● What is expected:
Give only the number of lines below that contain the word "networking".

● Provided data:
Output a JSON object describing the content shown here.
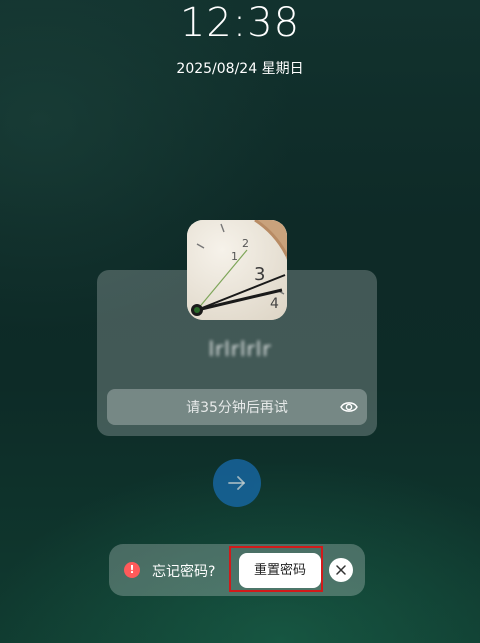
{
  "lockscreen": {
    "time": "12:38",
    "date": "2025/08/24 星期日"
  },
  "user": {
    "avatar_icon": "clock-photo-avatar",
    "name_blurred": "lrlrlrlr"
  },
  "password": {
    "placeholder": "请35分钟后再试",
    "reveal_icon": "eye-icon"
  },
  "submit": {
    "icon": "arrow-right-icon",
    "color": "#1769a8"
  },
  "forgot": {
    "icon": "warning-icon",
    "warning_glyph": "!",
    "text": "忘记密码?",
    "reset_label": "重置密码",
    "close_icon": "close-icon",
    "highlight_color": "#d11a1a"
  }
}
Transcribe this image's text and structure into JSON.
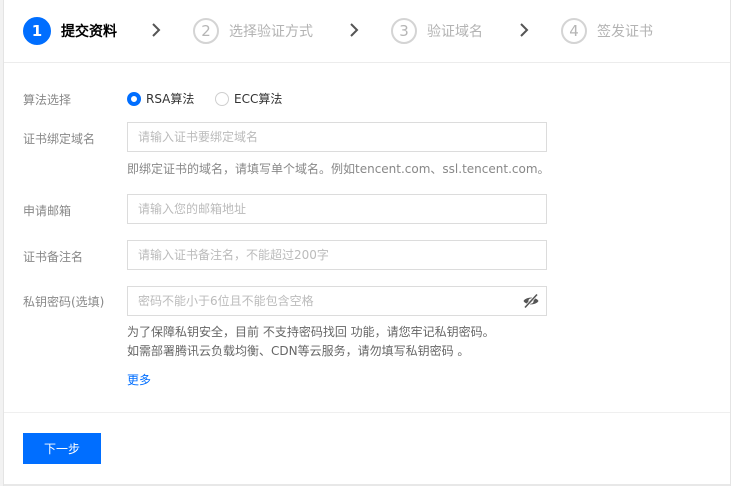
{
  "steps": [
    {
      "num": "1",
      "label": "提交资料",
      "active": true
    },
    {
      "num": "2",
      "label": "选择验证方式",
      "active": false
    },
    {
      "num": "3",
      "label": "验证域名",
      "active": false
    },
    {
      "num": "4",
      "label": "签发证书",
      "active": false
    }
  ],
  "colors": {
    "accent": "#006eff"
  },
  "form": {
    "algorithm": {
      "label": "算法选择",
      "options": [
        {
          "label": "RSA算法",
          "selected": true
        },
        {
          "label": "ECC算法",
          "selected": false
        }
      ]
    },
    "domain": {
      "label": "证书绑定域名",
      "placeholder": "请输入证书要绑定域名",
      "hint": "即绑定证书的域名，请填写单个域名。例如tencent.com、ssl.tencent.com。"
    },
    "email": {
      "label": "申请邮箱",
      "placeholder": "请输入您的邮箱地址"
    },
    "remark": {
      "label": "证书备注名",
      "placeholder": "请输入证书备注名，不能超过200字"
    },
    "private_key_password": {
      "label": "私钥密码(选填)",
      "placeholder": "密码不能小于6位且不能包含空格",
      "icon": "eye-off-icon",
      "hint_line1": "为了保障私钥安全，目前 不支持密码找回 功能，请您牢记私钥密码。",
      "hint_line2": "如需部署腾讯云负载均衡、CDN等云服务，请勿填写私钥密码 。"
    },
    "more_link": "更多"
  },
  "actions": {
    "next_label": "下一步"
  }
}
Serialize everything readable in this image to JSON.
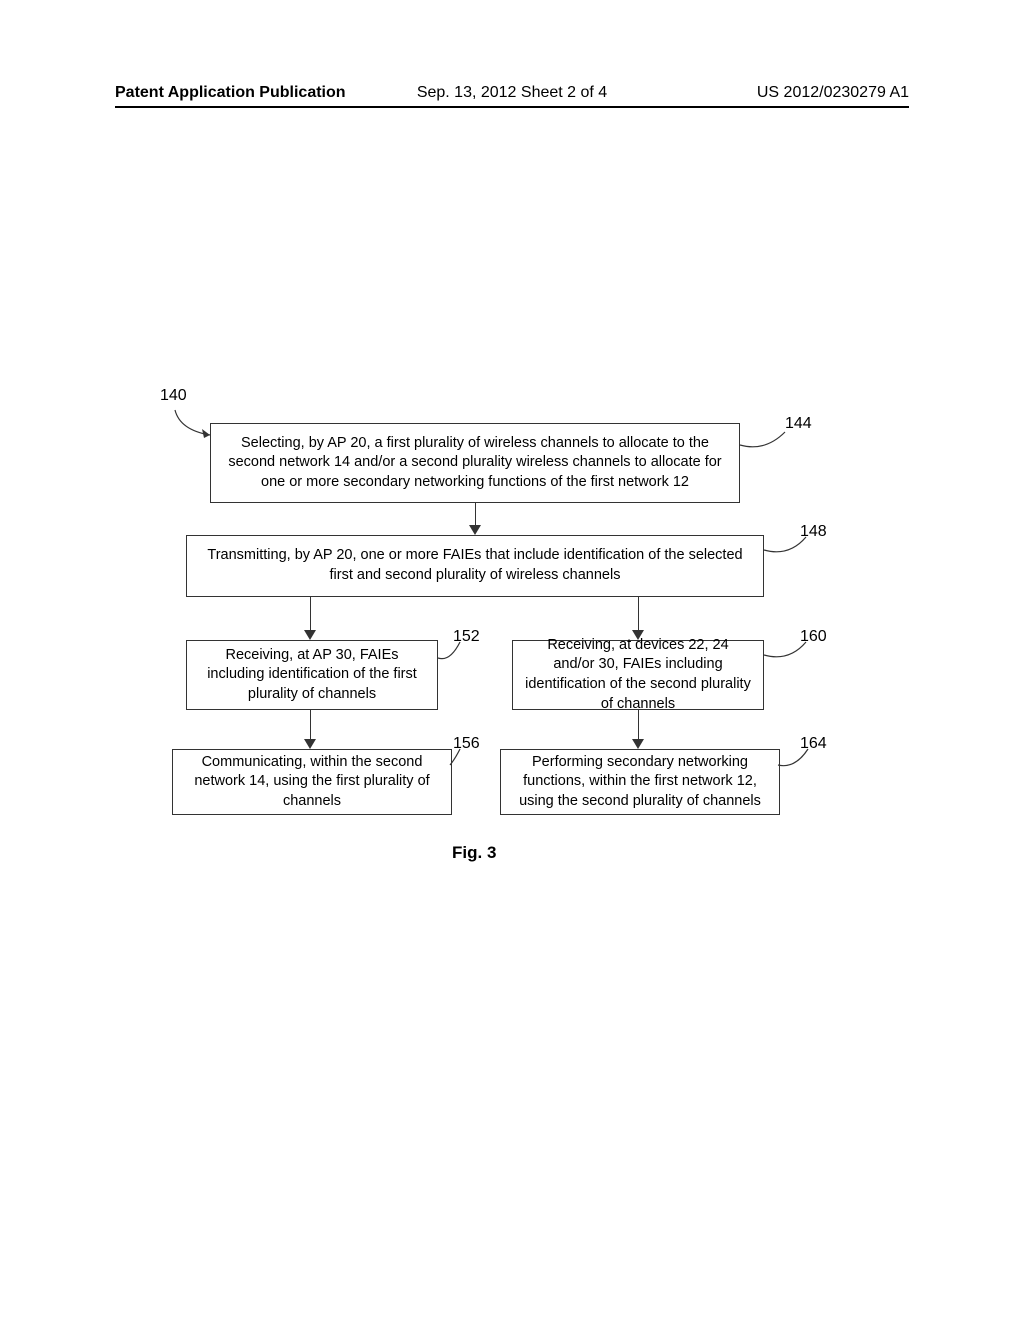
{
  "header": {
    "left": "Patent Application Publication",
    "center": "Sep. 13, 2012   Sheet 2 of 4",
    "right": "US 2012/0230279 A1"
  },
  "diagram": {
    "ref_140": "140",
    "box_144": {
      "text": "Selecting, by AP 20, a first plurality of wireless channels to allocate to the second network 14 and/or a second plurality wireless channels to allocate for one or more secondary networking functions of the first network 12",
      "ref": "144"
    },
    "box_148": {
      "text": "Transmitting, by AP 20, one or more FAIEs that include identification of the selected first and second plurality of wireless channels",
      "ref": "148"
    },
    "box_152": {
      "text": "Receiving, at AP 30, FAIEs including identification of the first plurality of channels",
      "ref": "152"
    },
    "box_156": {
      "text": "Communicating, within the second network 14, using the first plurality of channels",
      "ref": "156"
    },
    "box_160": {
      "text": "Receiving, at devices 22, 24 and/or 30, FAIEs including identification of the second plurality of channels",
      "ref": "160"
    },
    "box_164": {
      "text": "Performing secondary networking functions, within the first network 12, using the second plurality of channels",
      "ref": "164"
    },
    "figure_label": "Fig. 3"
  }
}
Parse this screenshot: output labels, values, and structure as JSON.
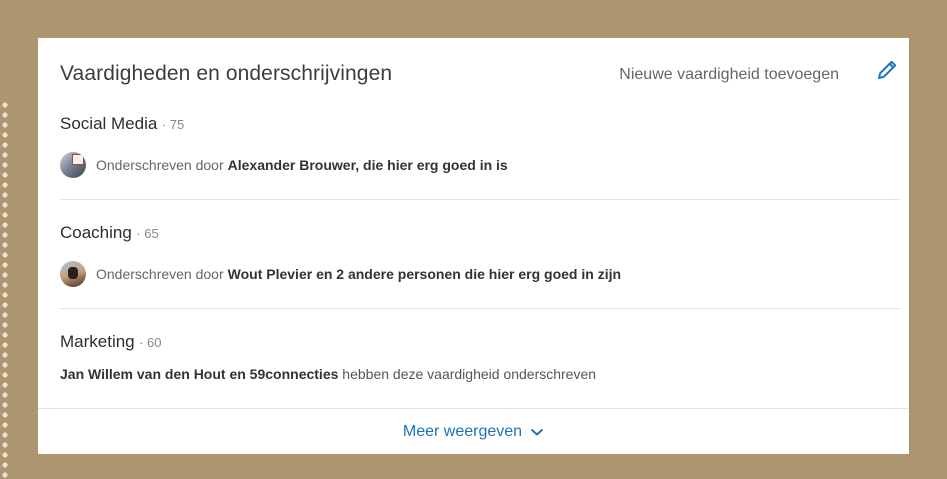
{
  "card": {
    "title": "Vaardigheden en onderschrijvingen",
    "add_skill_label": "Nieuwe vaardigheid toevoegen",
    "edit_icon": "pencil-icon"
  },
  "skills": [
    {
      "name": "Social Media",
      "count": "· 75",
      "endorsement_prefix": "Onderschreven door",
      "endorsement_bold": "Alexander Brouwer, die hier erg goed in is"
    },
    {
      "name": "Coaching",
      "count": "· 65",
      "endorsement_prefix": "Onderschreven door",
      "endorsement_bold": "Wout Plevier en 2 andere personen die hier erg goed in zijn"
    },
    {
      "name": "Marketing",
      "count": "· 60",
      "endorsement_bold": "Jan Willem van den Hout en 59connecties",
      "endorsement_suffix": "hebben deze vaardigheid onderschreven"
    }
  ],
  "footer": {
    "more_label": "Meer weergeven",
    "more_icon": "chevron-down-icon"
  },
  "colors": {
    "background": "#ad9570",
    "link": "#1e73b8"
  }
}
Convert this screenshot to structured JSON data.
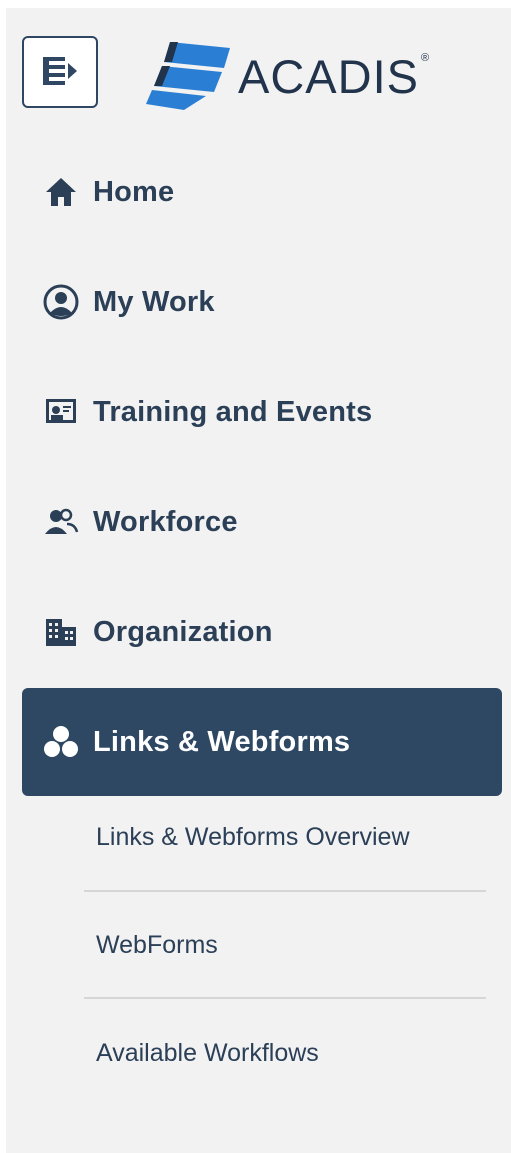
{
  "brand": {
    "name": "ACADIS",
    "registered": "®"
  },
  "colors": {
    "active_bg": "#2e4763",
    "text": "#2b3f57",
    "sidebar_bg": "#f2f2f2",
    "logo_blue": "#2a7fd4"
  },
  "nav": {
    "items": [
      {
        "label": "Home",
        "icon": "home-icon"
      },
      {
        "label": "My Work",
        "icon": "user-circle-icon"
      },
      {
        "label": "Training and Events",
        "icon": "presentation-icon"
      },
      {
        "label": "Workforce",
        "icon": "users-icon"
      },
      {
        "label": "Organization",
        "icon": "building-icon"
      },
      {
        "label": "Links & Webforms",
        "icon": "cubes-icon",
        "active": true
      }
    ],
    "sub_items": [
      {
        "label": "Links & Webforms Overview"
      },
      {
        "label": "WebForms"
      },
      {
        "label": "Available Workflows"
      }
    ]
  }
}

● The solution:
2